» **WHAT IS NEEDED**
Count the lines in the listing below that contain the string "axis" and give only that number.

++++++++++

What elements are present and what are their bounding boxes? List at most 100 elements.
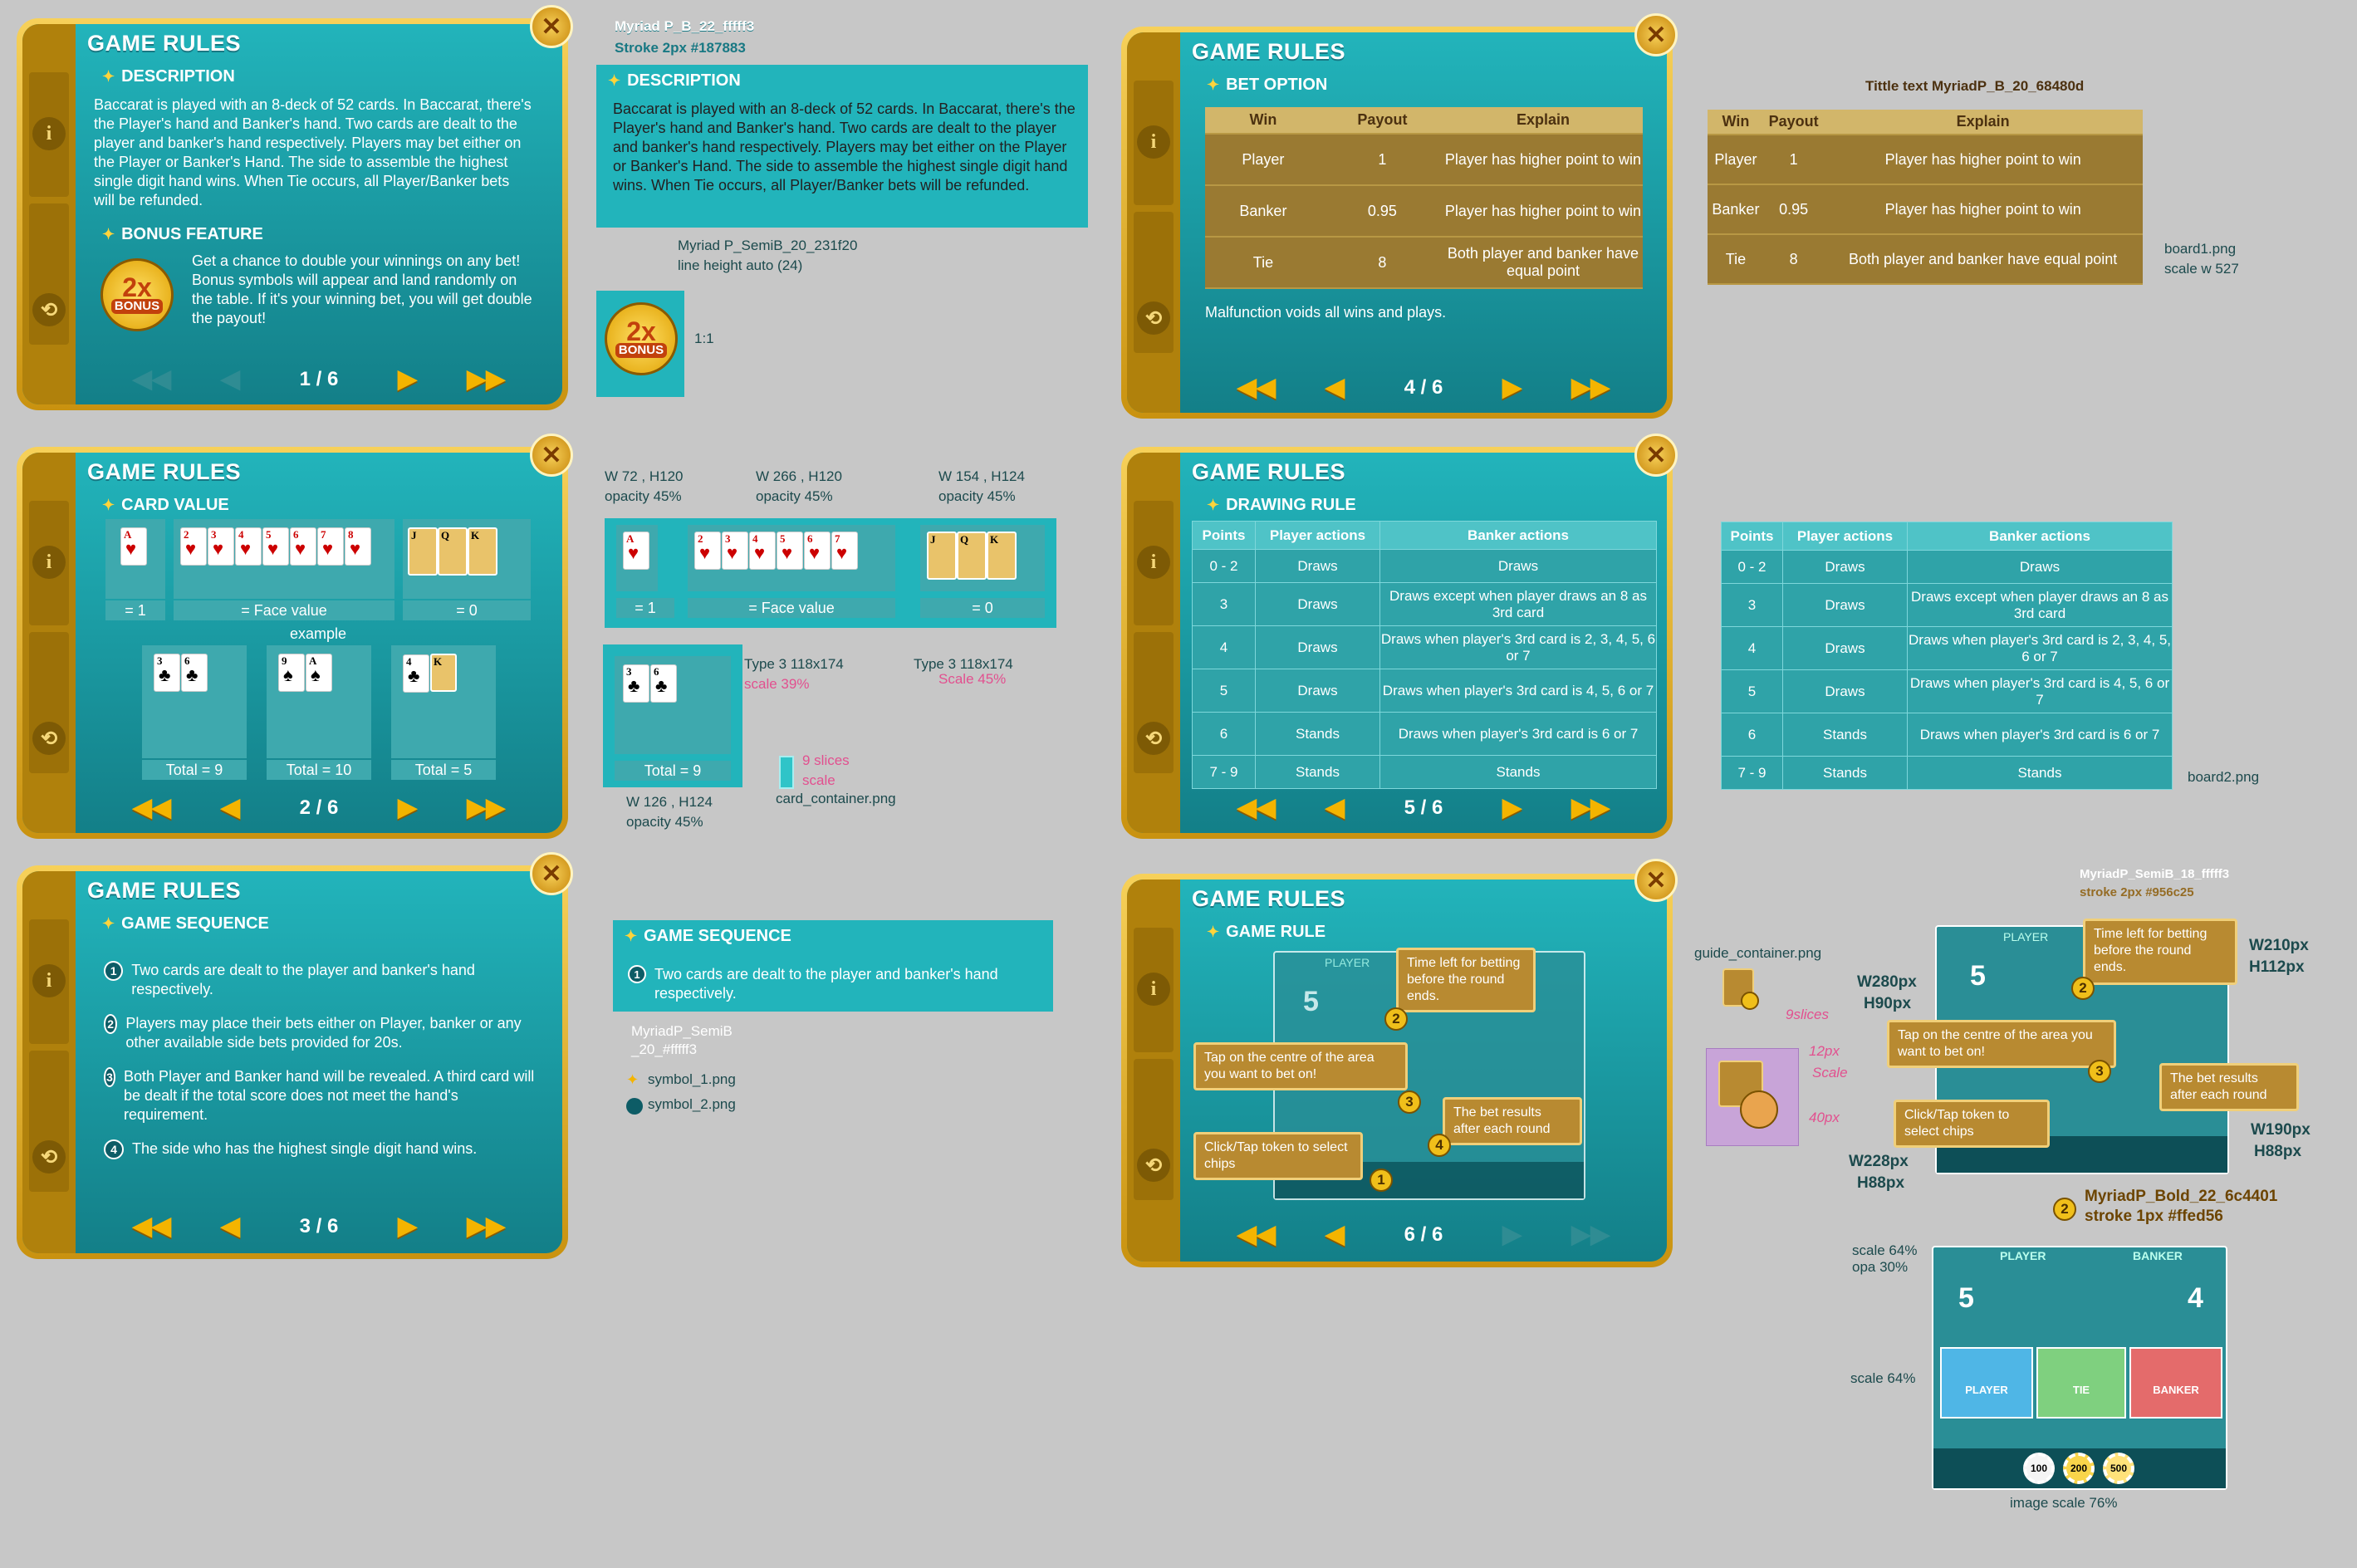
close-button[interactable]: ✕ <box>1634 13 1678 56</box>
step-number: 3 <box>104 1067 116 1087</box>
callout-select-chips: Click/Tap token to select chips <box>1894 1100 2050 1148</box>
first-page-icon[interactable]: ◀◀ <box>133 1212 171 1241</box>
first-page-icon[interactable]: ◀◀ <box>133 365 171 394</box>
first-page-icon[interactable]: ◀◀ <box>133 793 171 822</box>
next-page-icon[interactable]: ▶ <box>1502 793 1522 822</box>
chip-100[interactable]: 100 <box>2023 1453 2055 1484</box>
last-page-icon[interactable]: ▶▶ <box>1571 1220 1610 1249</box>
info-icon[interactable]: i <box>1137 973 1170 1006</box>
history-icon[interactable]: ⟲ <box>32 722 66 755</box>
list-item: 4 The side who has the highest single dig… <box>104 1139 544 1159</box>
next-page-icon[interactable]: ▶ <box>398 1212 417 1241</box>
last-page-icon[interactable]: ▶▶ <box>1571 793 1610 822</box>
malfunction-note: Malfunction voids all wins and plays. <box>1205 304 1447 321</box>
card: 8 ♥ <box>345 527 371 566</box>
card-jack: J <box>927 532 957 580</box>
chip-500[interactable]: 500 <box>2103 1453 2134 1484</box>
step-number: 2 <box>2071 977 2095 1000</box>
section-heading: ✦ GAME RULE <box>1207 923 1326 941</box>
history-icon[interactable]: ⟲ <box>1137 301 1170 335</box>
prev-page-icon[interactable]: ◀ <box>221 365 240 394</box>
spec-filename: board2.png <box>2188 769 2260 785</box>
step-number: 1 <box>628 965 646 983</box>
info-icon[interactable]: i <box>1137 125 1170 159</box>
bet-option-table: Win Payout Explain Player 1 Player has highe… <box>1205 107 1643 289</box>
bonus-badge-icon: 2x BONUS <box>605 302 678 375</box>
card: 2 ♥ <box>180 527 207 566</box>
card-king: K <box>987 532 1017 580</box>
table-row: Player 1 Player has higher point to win <box>1205 134 1643 186</box>
step-number: 3 <box>2088 1060 2111 1083</box>
panel-title: GAME RULES <box>87 878 242 903</box>
prev-page-icon[interactable]: ◀ <box>1326 1220 1345 1249</box>
table-row: 5 Draws Draws when player's 3rd card is 4,… <box>1721 669 2173 713</box>
table-row: 0 - 2 Draws Draws <box>1721 550 2173 584</box>
spec-opacity: opacity 45% <box>756 488 833 504</box>
side-tab-bar: i ⟲ <box>1127 453 1180 833</box>
history-icon[interactable]: ⟲ <box>1137 1149 1170 1182</box>
page-indicator: 6 / 6 <box>1404 1223 1443 1246</box>
prev-page-icon[interactable]: ◀ <box>221 1212 240 1241</box>
prev-page-icon[interactable]: ◀ <box>1326 793 1345 822</box>
next-page-icon[interactable]: ▶ <box>1502 1220 1522 1249</box>
info-icon[interactable]: i <box>1137 546 1170 579</box>
close-button[interactable]: ✕ <box>1634 434 1678 477</box>
last-page-icon[interactable]: ▶▶ <box>467 793 505 822</box>
list-item: 1 Two cards are dealt to the player and b… <box>628 965 1036 1003</box>
table-row: Banker 0.95 Player has higher point to win <box>1205 185 1643 238</box>
pagination: ◀◀ ◀ 1 / 6 ▶ ▶▶ <box>76 365 562 394</box>
bonus-badge-icon: 2x BONUS <box>100 258 174 331</box>
spec-size: W 72 , H120 <box>605 468 684 484</box>
last-page-icon[interactable]: ▶▶ <box>467 1212 505 1241</box>
panel-title: GAME RULES <box>87 459 242 484</box>
bet-area-player[interactable]: PLAYER <box>1940 1347 2033 1419</box>
rules-panel-drawing-rule: i ⟲ GAME RULES ✦ DRAWING RULE Points Playe… <box>1121 447 1673 839</box>
close-button[interactable]: ✕ <box>530 434 573 477</box>
card-group-ace: A ♥ <box>616 525 658 591</box>
prev-page-icon[interactable]: ◀ <box>1326 373 1345 402</box>
table-row: 4 Draws Draws when player's 3rd card is 2,… <box>1721 626 2173 670</box>
section-heading: ✦ DRAWING RULE <box>1207 496 1356 514</box>
spec-font: MyriadP_SemiB_18_fffff3 <box>2080 867 2230 881</box>
first-page-icon[interactable]: ◀◀ <box>1237 373 1276 402</box>
card-queen: Q <box>957 532 987 580</box>
close-button[interactable]: ✕ <box>1634 859 1678 902</box>
callout-time-left: Time left for betting before the round e… <box>2083 919 2237 985</box>
section-heading: ✦ GAME SEQUENCE <box>102 914 269 933</box>
history-icon[interactable]: ⟲ <box>32 293 66 326</box>
card: 6 ♥ <box>804 532 831 570</box>
spec-scale: scale 39% <box>744 676 810 692</box>
nine-slice-diagram <box>1706 1048 1799 1146</box>
spec-font: Myriad P_SemiB_20_231f20 <box>678 238 858 253</box>
table-row: 7 - 9 Stands Stands <box>1721 756 2173 790</box>
prev-page-icon[interactable]: ◀ <box>221 793 240 822</box>
spec-opacity: opacity 45% <box>605 488 682 504</box>
close-button[interactable]: ✕ <box>530 5 573 48</box>
star-icon: ✦ <box>102 497 115 513</box>
star-icon: ✦ <box>1207 76 1220 93</box>
first-page-icon[interactable]: ◀◀ <box>1237 1220 1276 1249</box>
info-icon[interactable]: i <box>32 117 66 150</box>
spec-size: W 126 , H124 <box>626 794 713 810</box>
info-icon[interactable]: i <box>32 546 66 579</box>
bet-area-tie[interactable]: TIE <box>2036 1347 2126 1419</box>
last-page-icon[interactable]: ▶▶ <box>467 365 505 394</box>
history-icon[interactable]: ⟲ <box>1137 722 1170 755</box>
history-icon[interactable]: ⟲ <box>32 1140 66 1174</box>
close-button[interactable]: ✕ <box>530 852 573 895</box>
spec-slices: 9slices <box>1786 1007 1829 1022</box>
last-page-icon[interactable]: ▶▶ <box>1571 373 1610 402</box>
bet-area-banker[interactable]: BANKER <box>2129 1347 2222 1419</box>
card-value-label: = Face value <box>688 598 895 618</box>
info-icon[interactable]: i <box>32 964 66 997</box>
step-number: 1 <box>104 961 124 981</box>
card-jack: J <box>408 527 438 576</box>
first-page-icon[interactable]: ◀◀ <box>1237 793 1276 822</box>
next-page-icon[interactable]: ▶ <box>1502 373 1522 402</box>
chip-200[interactable]: 200 <box>2063 1453 2095 1484</box>
page-indicator: 5 / 6 <box>1404 796 1443 819</box>
spec-font: MyriadP_SemiB <box>631 1023 733 1039</box>
spec-opacity: opacity 45% <box>626 814 703 830</box>
next-page-icon[interactable]: ▶ <box>398 365 417 394</box>
next-page-icon[interactable]: ▶ <box>398 793 417 822</box>
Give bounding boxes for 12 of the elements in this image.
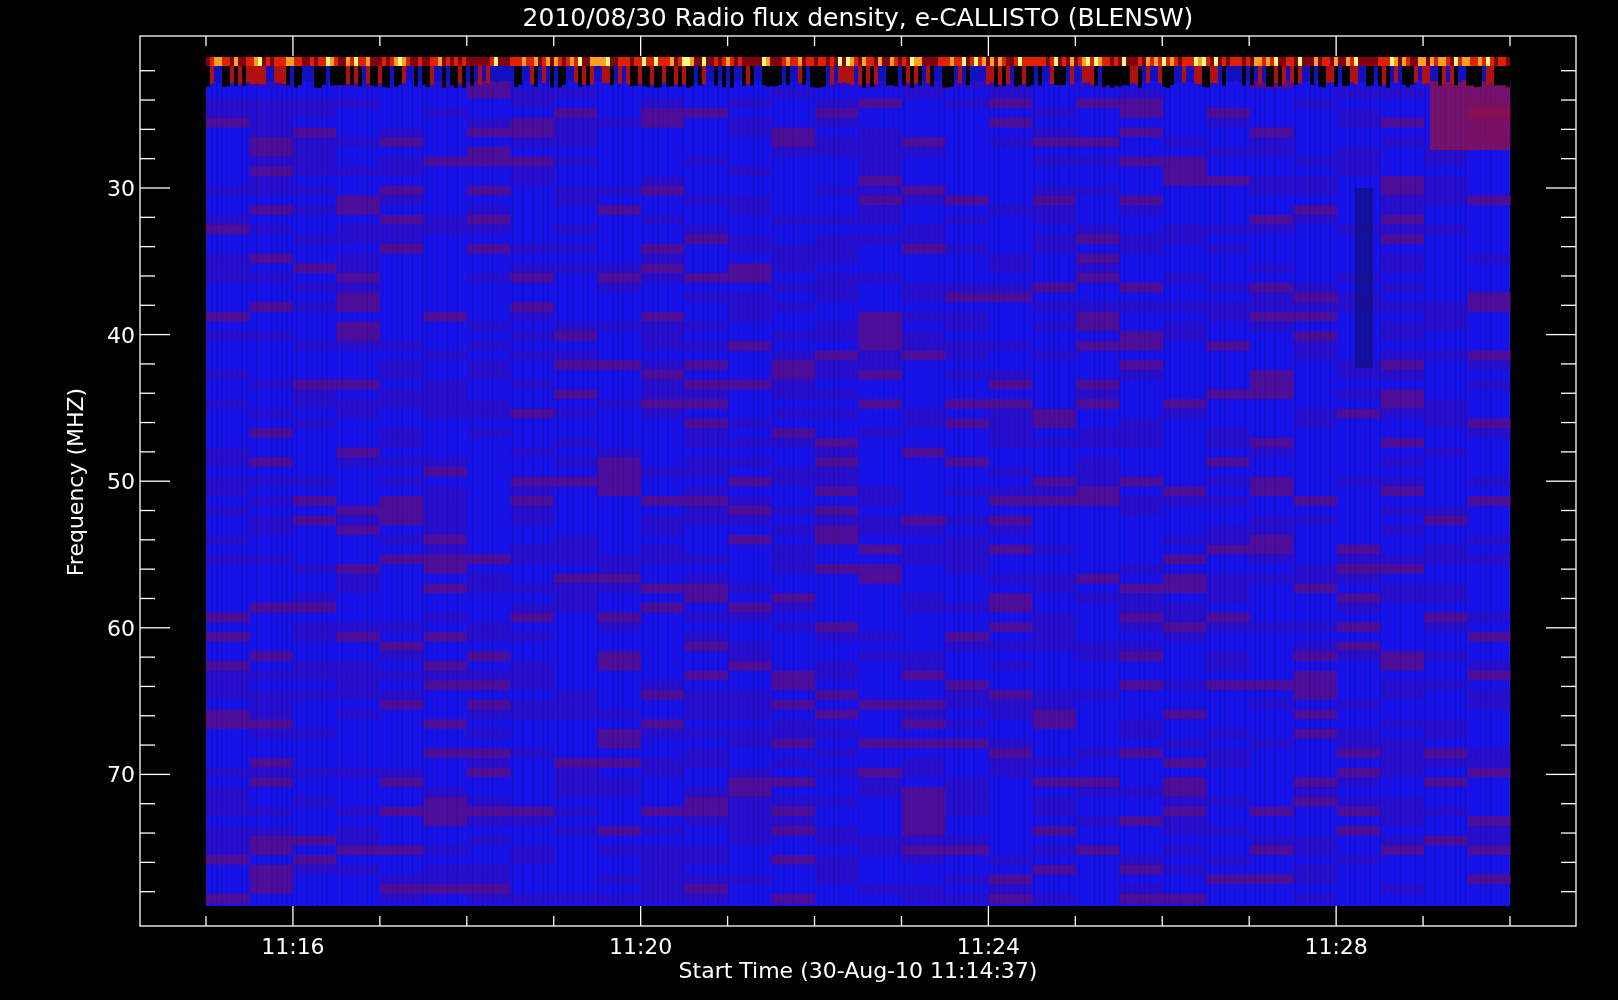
y-tick-label: 40 xyxy=(107,322,135,348)
x-tick-label: 11:20 xyxy=(608,934,673,959)
x-tick-label: 11:24 xyxy=(956,934,1021,959)
x-tick-label: 11:28 xyxy=(1304,934,1368,959)
chart-title: 2010/08/30 Radio flux density, e-CALLISTO (BLENSW) xyxy=(522,3,1194,32)
y-tick-label: 50 xyxy=(107,469,135,495)
x-tick-label: 11:16 xyxy=(261,934,325,959)
y-axis-label: Frequency (MHZ) xyxy=(63,387,88,577)
x-axis-label: Start Time (30-Aug-10 11:14:37) xyxy=(678,958,1038,983)
y-tick-label: 30 xyxy=(107,176,135,201)
y-tick-label: 60 xyxy=(107,615,135,641)
y-tick-label: 70 xyxy=(107,762,135,788)
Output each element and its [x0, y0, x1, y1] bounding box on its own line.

++++++++++

» **EXERCISE SOLUTION**
2